TUGAS TERTULIS 1 —
Tolong kutip bagian teks tentang Jakarta di bawah, dimulai dengan "Jakarta oh Jakarta" dan terus sampai "soal kemacetan jalanan.".
TUGAS TERTULIS 2 —
Teruskan teks tentang Jakarta di bawah, mulai setelah kalimat terakhirnya.

TEKS —
━━━━
Jakarta oh Jakarta
Saya pertama kali menginjakkan kaki di Jakarta sekitar tahun 1995. Saya ingat saat itu menjelang masuk TK, sambil mengisi waktu senggang, almarhum bapak mengajak saya mengunjungi salah satu keluarga di bilangan Jalan Pramuka, Matraman.
Pertama kali menginjakkan kaki di Jakarta, saya mendapat kesan bahwa Jakarta sungguh sangat menyenangkan—jauh dari kesan menyeramkan yang selama ini terpatri dalam sebuah ungkapan: ibu kota lebih kejam dari ibu tiri.
Kunjungan saya ke Jakarta berlangsung terus di tahun-tahun berikutnya, bahkan hingga saya berstatus mahasiswa. Dalam tiap kunjungan yang entah sudah berapa kali itu, meski mulai berkurang kadarnya, kesan saya terhadap Jakarta masih sama dengan kesan pertama tahun 1995 dulu: menyenangkan dan tiada hambatan—kecuali soal kemacetan jalanan.
━━━━
[Daftar koordinat kotak]
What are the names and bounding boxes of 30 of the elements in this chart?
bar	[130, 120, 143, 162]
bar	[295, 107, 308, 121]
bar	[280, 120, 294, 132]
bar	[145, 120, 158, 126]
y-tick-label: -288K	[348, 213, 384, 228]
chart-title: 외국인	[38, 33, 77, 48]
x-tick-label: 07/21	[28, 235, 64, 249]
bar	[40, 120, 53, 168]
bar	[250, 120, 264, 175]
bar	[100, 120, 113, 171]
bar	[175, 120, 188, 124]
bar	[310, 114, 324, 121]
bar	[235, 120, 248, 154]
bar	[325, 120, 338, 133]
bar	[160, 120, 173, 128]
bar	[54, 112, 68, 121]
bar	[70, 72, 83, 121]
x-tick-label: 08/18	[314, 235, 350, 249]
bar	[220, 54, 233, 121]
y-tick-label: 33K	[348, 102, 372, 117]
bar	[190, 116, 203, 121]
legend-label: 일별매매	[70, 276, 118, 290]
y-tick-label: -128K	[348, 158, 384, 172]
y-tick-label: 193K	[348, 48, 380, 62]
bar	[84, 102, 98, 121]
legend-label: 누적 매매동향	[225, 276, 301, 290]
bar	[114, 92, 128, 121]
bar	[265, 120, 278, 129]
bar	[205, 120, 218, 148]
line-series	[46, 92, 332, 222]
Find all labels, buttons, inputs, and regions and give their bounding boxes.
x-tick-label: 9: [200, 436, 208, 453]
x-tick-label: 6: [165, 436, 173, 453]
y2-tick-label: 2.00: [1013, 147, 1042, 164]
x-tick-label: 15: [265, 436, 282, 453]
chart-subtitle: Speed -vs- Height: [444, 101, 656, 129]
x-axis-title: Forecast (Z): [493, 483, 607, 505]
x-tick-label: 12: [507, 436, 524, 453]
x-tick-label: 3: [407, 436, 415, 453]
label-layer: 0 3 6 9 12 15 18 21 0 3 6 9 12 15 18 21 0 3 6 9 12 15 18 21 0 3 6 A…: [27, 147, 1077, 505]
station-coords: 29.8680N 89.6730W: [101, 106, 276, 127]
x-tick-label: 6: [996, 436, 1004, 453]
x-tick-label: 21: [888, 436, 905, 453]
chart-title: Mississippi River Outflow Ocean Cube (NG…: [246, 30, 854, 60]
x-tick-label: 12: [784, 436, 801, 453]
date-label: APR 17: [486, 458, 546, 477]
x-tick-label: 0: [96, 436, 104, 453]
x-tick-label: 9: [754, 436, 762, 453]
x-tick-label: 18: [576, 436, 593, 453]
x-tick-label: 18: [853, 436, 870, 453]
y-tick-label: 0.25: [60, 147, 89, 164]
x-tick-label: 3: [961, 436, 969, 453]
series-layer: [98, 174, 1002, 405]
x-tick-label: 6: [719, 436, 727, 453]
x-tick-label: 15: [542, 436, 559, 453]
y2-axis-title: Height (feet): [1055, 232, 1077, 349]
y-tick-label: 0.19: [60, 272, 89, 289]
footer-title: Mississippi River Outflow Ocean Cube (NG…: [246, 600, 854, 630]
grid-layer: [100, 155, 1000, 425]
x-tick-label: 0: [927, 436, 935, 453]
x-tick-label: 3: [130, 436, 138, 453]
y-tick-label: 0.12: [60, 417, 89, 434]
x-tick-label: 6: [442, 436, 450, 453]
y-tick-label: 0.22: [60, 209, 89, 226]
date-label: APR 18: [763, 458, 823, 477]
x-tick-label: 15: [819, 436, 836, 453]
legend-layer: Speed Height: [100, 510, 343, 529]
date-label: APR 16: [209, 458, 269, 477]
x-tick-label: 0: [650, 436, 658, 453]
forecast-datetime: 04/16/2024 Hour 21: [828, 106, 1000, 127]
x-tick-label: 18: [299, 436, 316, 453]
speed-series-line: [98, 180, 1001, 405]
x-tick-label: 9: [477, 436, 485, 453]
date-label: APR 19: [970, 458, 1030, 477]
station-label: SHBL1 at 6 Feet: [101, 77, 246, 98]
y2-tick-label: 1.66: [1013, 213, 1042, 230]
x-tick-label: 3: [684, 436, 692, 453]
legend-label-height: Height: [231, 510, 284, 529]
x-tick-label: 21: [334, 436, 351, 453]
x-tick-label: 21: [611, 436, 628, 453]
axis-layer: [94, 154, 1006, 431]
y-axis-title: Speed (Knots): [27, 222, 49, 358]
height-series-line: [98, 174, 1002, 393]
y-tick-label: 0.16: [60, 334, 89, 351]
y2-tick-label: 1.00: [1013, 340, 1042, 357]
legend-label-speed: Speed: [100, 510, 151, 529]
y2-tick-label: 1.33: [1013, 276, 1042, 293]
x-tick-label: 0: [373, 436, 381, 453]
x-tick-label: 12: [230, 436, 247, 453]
━━━━
JAWABAN TERTULIS 1 —
Jakarta oh Jakarta
Saya pertama kali menginjakkan kaki di Jakarta sekitar tahun 1995. Saya ingat saat itu menjelang masuk TK, sambil mengisi waktu senggang, almarhum bapak mengajak saya mengunjungi salah satu keluarga di bilangan Jalan Pramuka, Matraman.
Pertama kali menginjakkan kaki di Jakarta, saya mendapat kesan bahwa Jakarta sungguh sangat menyenangkan—jauh dari kesan menyeramkan yang selama ini terpatri dalam sebuah ungkapan: ibu kota lebih kejam dari ibu tiri.
Kunjungan saya ke Jakarta berlangsung terus di tahun-tahun berikutnya, bahkan hingga saya berstatus mahasiswa. Dalam tiap kunjungan yang entah sudah berapa kali itu, meski mulai berkurang kadarnya, kesan saya terhadap Jakarta masih sama dengan kesan pertama tahun 1995 dulu: menyenangkan dan tiada hambatan—kecuali soal kemacetan jalanan.

JAWABAN TERTULIS 2 —
Saya kira cukup wajar saya berkata demikian. Urusan saya ke Jakarta, berkali-kali setelah tahun 1995, tak lebih dari mengunjungi paman di belakang Pasar Raya Manggarai, naik kapal besar dari Tanjung Priuk, menjenguk kakak dan keponakan di Kemanggisan, menonton shooting Kick Andy di studio Metro TV, mencari buku bekas di Kwitang, mengikuti diskusi sastra di TIM dan Salihara, pacaran di kawasan Kota Tua, membawa rombongan wisata ke Ancol dan Kidzania, hingga menghadiri pesta pernikahan seorang kawan di Setu Babakan, Jakarta Selatan. Bagi saya, hal-hal semacam itu sungguh sangat menyenangkan.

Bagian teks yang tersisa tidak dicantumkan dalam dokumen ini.